▶ [Task description]: Return a copy of each line that holds the string "data".

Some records
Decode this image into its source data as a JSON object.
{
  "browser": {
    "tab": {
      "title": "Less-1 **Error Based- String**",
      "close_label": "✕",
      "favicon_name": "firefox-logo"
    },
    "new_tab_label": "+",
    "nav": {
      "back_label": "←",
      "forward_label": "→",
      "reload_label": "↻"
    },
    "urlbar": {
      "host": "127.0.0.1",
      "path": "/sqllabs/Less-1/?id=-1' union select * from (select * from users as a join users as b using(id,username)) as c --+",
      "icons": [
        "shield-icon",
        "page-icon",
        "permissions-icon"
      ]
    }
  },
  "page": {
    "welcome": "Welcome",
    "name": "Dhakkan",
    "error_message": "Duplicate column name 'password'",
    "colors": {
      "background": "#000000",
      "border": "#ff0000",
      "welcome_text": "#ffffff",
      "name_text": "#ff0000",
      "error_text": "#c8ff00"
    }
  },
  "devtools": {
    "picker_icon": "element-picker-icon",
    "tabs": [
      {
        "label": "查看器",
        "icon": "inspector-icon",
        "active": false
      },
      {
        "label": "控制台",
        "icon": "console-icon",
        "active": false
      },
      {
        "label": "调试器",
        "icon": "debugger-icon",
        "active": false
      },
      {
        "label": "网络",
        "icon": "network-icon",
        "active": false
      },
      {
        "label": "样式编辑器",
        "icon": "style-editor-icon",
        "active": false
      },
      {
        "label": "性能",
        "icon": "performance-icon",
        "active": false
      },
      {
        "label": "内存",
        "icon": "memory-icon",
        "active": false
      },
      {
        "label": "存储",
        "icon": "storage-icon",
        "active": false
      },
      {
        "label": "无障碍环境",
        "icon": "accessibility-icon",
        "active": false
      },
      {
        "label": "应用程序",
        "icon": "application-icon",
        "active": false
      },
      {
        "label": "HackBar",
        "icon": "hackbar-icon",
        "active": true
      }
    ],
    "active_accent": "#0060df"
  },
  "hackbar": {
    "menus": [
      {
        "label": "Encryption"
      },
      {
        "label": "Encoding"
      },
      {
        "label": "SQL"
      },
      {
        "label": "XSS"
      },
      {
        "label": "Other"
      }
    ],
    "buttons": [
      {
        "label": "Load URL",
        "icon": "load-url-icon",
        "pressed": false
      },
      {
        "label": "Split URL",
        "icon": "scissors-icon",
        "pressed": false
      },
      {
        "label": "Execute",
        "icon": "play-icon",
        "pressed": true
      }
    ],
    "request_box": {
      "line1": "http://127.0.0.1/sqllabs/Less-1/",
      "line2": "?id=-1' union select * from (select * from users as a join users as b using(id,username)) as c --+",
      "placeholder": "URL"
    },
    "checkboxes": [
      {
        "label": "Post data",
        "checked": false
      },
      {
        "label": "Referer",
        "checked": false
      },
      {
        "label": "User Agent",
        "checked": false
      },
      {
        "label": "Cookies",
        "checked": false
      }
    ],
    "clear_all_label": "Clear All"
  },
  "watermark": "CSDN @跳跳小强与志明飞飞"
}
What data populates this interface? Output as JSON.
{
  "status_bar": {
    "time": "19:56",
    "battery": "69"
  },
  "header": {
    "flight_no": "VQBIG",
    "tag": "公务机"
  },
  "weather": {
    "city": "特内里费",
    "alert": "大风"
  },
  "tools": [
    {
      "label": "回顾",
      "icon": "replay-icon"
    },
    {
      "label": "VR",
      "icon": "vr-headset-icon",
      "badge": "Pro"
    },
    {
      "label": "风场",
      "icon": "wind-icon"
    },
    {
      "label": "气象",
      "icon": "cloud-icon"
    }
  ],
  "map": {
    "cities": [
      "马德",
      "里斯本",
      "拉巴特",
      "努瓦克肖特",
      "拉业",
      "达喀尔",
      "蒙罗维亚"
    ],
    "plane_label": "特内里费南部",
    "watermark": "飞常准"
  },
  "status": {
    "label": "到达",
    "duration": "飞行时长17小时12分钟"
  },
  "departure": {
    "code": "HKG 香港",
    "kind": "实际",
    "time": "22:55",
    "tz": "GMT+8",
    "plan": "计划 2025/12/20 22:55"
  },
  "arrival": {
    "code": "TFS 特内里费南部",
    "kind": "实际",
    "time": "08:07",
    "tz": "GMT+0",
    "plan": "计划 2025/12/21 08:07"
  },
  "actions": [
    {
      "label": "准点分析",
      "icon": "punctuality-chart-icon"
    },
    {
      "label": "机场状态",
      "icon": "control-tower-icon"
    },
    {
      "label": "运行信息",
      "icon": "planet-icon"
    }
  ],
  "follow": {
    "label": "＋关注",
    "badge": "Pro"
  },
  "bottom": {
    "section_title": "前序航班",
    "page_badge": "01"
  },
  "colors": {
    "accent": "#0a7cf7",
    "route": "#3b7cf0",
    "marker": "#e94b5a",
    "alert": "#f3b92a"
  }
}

...

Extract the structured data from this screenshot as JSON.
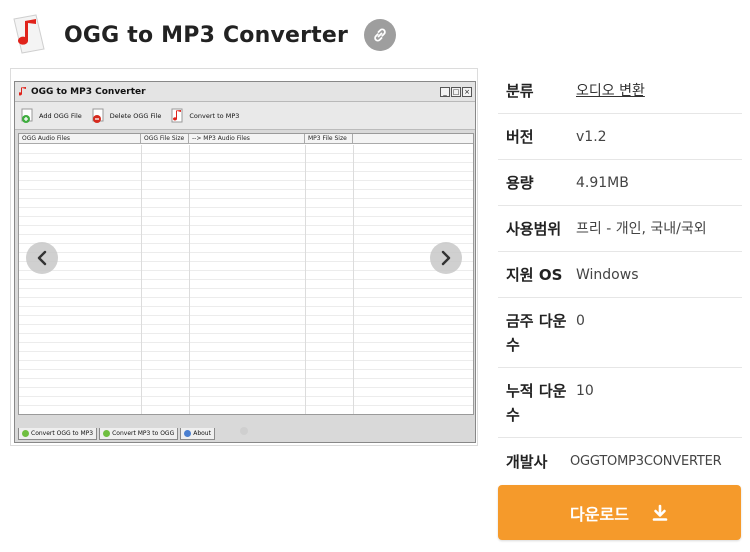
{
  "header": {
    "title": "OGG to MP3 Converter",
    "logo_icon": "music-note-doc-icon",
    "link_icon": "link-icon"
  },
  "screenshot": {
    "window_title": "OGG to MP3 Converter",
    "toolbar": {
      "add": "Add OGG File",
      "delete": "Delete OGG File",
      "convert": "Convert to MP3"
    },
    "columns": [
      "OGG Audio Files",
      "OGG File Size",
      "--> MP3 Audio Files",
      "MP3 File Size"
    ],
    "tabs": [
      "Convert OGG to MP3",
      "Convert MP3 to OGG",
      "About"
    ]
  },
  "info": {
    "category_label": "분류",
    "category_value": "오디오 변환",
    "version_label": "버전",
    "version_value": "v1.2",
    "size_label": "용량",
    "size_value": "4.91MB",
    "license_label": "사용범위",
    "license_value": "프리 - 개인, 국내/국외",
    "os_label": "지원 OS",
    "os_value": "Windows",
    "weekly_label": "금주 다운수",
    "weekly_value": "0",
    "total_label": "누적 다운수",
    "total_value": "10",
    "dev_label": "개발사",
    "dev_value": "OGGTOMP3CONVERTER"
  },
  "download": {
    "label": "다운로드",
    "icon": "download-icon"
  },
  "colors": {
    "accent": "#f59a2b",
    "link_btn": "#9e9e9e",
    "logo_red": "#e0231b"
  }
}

▶ [Result]:
Decode this image into its source data as a JSON object.
        "label": "Post data",
What data populates this interface? Output as JSON.
Extract the structured data from this screenshot as JSON.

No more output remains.